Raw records
○ ○ ○ ○ ○ ○ ○

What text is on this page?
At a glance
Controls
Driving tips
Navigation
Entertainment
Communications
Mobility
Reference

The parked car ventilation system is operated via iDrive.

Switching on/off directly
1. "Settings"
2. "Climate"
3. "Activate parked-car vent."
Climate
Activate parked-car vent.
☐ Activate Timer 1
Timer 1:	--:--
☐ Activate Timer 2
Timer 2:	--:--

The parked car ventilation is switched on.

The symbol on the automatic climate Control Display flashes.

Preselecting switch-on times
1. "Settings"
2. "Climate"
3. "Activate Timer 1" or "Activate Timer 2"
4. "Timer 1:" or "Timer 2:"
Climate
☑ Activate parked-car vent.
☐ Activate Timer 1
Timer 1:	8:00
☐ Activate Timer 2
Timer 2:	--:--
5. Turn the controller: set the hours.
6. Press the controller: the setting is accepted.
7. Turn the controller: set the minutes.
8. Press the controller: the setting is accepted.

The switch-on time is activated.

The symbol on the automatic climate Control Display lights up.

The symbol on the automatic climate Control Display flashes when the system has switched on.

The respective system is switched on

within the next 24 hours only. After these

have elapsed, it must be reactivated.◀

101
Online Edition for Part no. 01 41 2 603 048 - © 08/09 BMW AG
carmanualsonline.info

○ ○ ○ ○ ○ ○ ○

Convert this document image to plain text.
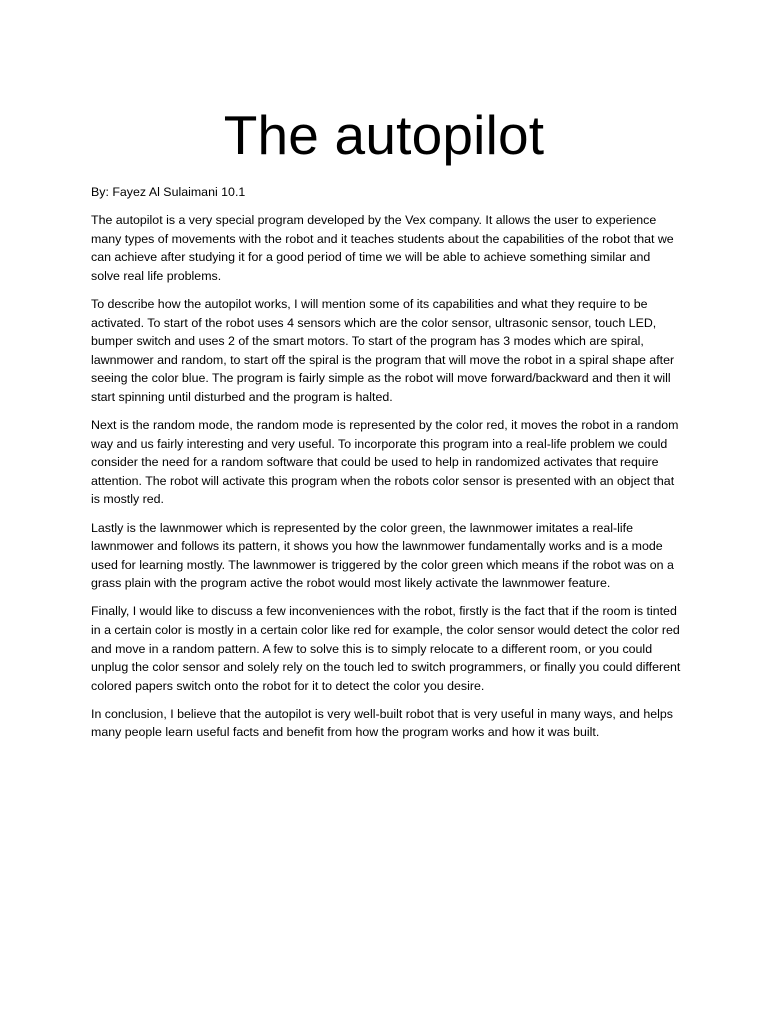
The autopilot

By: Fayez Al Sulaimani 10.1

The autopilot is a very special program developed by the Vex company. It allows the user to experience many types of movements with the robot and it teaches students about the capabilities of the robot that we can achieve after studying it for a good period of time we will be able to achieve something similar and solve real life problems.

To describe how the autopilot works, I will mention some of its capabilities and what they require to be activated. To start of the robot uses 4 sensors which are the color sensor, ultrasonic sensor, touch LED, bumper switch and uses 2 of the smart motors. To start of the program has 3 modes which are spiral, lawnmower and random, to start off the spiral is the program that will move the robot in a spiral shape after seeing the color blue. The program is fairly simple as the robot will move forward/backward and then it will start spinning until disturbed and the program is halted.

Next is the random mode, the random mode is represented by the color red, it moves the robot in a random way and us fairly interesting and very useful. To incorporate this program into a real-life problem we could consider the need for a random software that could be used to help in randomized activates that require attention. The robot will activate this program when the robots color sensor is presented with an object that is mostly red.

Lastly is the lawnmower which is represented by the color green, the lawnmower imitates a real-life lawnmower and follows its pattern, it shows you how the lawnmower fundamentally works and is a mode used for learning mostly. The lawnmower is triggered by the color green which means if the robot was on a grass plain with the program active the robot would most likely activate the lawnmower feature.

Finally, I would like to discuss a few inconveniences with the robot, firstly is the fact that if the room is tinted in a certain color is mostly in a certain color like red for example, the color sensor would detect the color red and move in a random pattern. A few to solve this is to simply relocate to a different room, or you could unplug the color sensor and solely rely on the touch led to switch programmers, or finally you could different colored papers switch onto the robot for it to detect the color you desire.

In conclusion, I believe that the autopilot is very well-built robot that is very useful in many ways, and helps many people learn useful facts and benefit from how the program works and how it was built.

○ ○ ○ ○ ○ ○ ○

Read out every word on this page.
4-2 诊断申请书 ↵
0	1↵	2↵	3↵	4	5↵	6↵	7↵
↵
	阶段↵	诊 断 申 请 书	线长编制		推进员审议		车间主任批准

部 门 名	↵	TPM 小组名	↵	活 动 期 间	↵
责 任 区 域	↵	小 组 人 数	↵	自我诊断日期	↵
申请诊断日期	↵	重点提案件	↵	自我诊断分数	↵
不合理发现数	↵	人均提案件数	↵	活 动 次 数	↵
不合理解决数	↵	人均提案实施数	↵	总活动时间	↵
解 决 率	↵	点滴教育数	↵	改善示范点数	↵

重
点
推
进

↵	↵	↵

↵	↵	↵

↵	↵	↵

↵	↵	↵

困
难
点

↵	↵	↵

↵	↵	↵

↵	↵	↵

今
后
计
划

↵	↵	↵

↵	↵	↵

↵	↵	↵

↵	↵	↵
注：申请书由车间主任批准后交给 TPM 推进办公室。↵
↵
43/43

○ ○ ○ ○ ○ ○ ○

Task instructions: In the data above, count the lines where the word "many" appears; reply with the number only.

Response to this exercise: 2